##### Records provided #####

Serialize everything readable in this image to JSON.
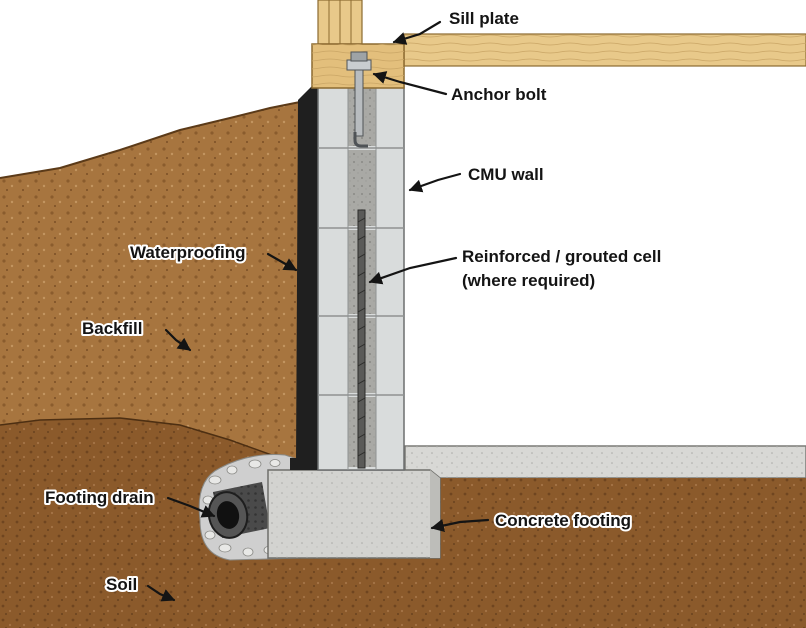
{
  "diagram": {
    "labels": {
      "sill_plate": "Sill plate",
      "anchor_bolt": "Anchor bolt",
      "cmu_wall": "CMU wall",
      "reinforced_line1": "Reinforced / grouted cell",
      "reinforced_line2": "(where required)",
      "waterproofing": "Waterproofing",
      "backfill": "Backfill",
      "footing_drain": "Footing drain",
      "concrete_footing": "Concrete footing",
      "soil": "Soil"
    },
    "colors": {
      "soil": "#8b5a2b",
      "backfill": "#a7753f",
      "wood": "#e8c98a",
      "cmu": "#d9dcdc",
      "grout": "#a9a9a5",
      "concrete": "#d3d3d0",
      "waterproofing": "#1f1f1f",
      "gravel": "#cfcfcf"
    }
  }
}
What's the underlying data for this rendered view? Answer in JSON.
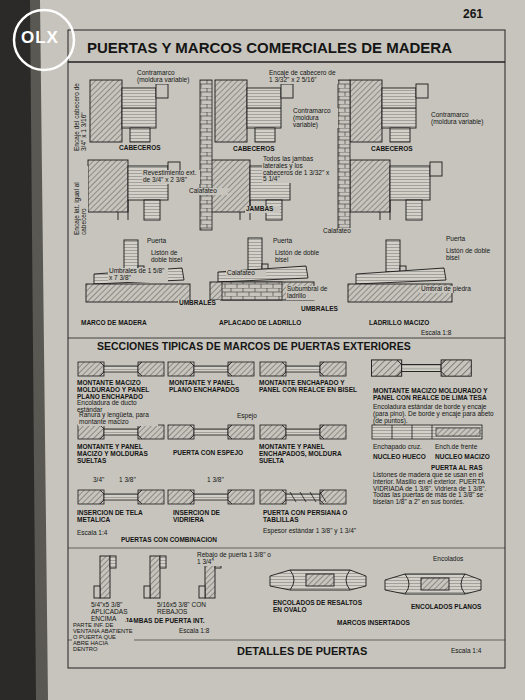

#####
##### Records provided #####

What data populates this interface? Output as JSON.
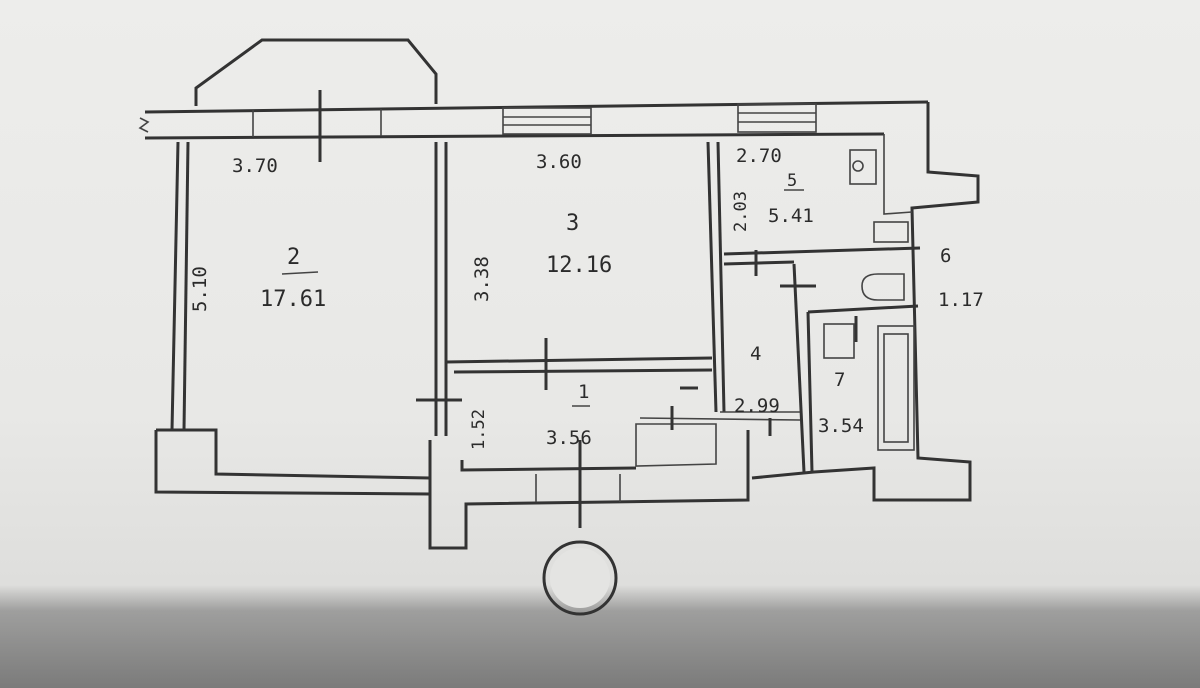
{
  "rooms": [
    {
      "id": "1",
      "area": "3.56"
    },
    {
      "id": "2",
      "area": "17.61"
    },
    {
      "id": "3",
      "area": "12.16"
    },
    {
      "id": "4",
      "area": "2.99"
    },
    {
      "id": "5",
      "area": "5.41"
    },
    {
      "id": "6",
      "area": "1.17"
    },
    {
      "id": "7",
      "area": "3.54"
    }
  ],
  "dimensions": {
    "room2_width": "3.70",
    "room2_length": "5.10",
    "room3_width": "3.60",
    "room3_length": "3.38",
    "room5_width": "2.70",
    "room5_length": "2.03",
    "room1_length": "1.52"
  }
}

#####

**Your objective**
Every line from the one containing "Serialize everything readable" to the one containing "What's the underlying" should be output exactly, both ends included. Nothing else goes in, and no pictures either.

**Result**
Serialize everything readable in this image to JSON.
{
  "diagram": {
    "labels": {
      "sill_plate": "Sill plate",
      "anchor_bolt": "Anchor bolt",
      "cmu_wall": "CMU wall",
      "reinforced_line1": "Reinforced / grouted cell",
      "reinforced_line2": "(where required)",
      "waterproofing": "Waterproofing",
      "backfill": "Backfill",
      "footing_drain": "Footing drain",
      "concrete_footing": "Concrete footing",
      "soil": "Soil"
    },
    "colors": {
      "soil": "#8b5a2b",
      "backfill": "#a7753f",
      "wood": "#e8c98a",
      "cmu": "#d9dcdc",
      "grout": "#a9a9a5",
      "concrete": "#d3d3d0",
      "waterproofing": "#1f1f1f",
      "gravel": "#cfcfcf"
    }
  }
}
What's the underlying data for this rendered view? Answer in JSON.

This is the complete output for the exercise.